▶ EXERCISE
Check every line of the material below for the string "image", and return the ones that have it.

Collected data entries
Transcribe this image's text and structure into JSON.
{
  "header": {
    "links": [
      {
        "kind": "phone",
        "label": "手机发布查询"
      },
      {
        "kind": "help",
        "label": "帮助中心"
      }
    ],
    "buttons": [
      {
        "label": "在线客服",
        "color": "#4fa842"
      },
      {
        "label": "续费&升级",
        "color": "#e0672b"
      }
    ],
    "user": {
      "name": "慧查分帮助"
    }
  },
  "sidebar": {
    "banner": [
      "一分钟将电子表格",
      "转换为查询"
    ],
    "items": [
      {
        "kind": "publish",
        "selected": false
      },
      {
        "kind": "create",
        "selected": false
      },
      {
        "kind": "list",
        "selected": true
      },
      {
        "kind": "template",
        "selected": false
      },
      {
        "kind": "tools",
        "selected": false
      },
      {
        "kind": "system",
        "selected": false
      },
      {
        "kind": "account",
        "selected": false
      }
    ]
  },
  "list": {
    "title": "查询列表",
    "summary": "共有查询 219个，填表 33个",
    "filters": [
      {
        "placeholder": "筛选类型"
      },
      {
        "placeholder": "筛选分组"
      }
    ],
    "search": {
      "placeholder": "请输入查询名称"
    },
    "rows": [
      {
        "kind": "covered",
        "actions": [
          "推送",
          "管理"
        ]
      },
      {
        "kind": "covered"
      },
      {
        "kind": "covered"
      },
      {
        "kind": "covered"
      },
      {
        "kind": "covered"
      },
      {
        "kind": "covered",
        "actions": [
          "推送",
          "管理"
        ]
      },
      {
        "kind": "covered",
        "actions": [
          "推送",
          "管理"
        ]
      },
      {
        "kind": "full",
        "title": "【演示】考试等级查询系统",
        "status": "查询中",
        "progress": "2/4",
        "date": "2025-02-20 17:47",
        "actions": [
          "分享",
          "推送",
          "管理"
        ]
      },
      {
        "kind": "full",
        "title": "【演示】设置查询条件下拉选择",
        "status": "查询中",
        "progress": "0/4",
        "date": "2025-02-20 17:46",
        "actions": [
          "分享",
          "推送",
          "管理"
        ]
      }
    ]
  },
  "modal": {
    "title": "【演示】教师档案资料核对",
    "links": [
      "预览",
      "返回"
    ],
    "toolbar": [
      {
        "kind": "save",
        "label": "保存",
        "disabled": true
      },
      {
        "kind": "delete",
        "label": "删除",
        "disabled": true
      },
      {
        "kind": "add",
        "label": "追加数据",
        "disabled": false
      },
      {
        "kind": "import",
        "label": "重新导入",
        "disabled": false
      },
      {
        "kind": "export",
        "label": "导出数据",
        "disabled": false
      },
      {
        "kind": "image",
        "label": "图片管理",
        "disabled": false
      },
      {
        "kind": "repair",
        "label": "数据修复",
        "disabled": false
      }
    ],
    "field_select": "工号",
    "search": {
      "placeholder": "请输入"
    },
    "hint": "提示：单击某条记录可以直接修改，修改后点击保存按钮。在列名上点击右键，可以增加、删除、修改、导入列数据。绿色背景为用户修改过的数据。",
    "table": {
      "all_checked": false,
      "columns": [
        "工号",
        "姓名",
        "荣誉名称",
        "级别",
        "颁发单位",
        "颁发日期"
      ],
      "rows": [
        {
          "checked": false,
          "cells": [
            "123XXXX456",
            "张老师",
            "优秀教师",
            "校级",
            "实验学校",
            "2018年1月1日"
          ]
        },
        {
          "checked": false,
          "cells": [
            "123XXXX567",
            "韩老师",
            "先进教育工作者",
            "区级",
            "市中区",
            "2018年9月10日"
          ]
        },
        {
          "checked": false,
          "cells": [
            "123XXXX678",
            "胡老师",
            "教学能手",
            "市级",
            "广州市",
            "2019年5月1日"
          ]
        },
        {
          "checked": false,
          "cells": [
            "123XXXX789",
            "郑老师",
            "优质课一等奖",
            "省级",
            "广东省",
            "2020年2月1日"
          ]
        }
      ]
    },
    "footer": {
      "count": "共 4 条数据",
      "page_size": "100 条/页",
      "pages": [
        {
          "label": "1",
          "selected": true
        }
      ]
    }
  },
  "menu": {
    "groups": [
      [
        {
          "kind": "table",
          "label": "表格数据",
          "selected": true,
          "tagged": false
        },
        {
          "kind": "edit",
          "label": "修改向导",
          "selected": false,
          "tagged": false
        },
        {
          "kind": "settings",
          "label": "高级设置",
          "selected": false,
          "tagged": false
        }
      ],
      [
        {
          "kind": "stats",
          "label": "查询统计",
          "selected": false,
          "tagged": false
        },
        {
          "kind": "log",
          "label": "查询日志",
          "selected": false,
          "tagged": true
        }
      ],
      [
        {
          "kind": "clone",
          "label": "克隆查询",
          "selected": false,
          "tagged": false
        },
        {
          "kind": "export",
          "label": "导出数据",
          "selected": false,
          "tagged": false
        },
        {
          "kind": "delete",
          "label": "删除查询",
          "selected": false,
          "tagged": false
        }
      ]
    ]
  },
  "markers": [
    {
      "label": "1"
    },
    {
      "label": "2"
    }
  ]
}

▶ RESULT FOR THIS TASK
Transcribe this image's text and structure into JSON.
        "kind": "image",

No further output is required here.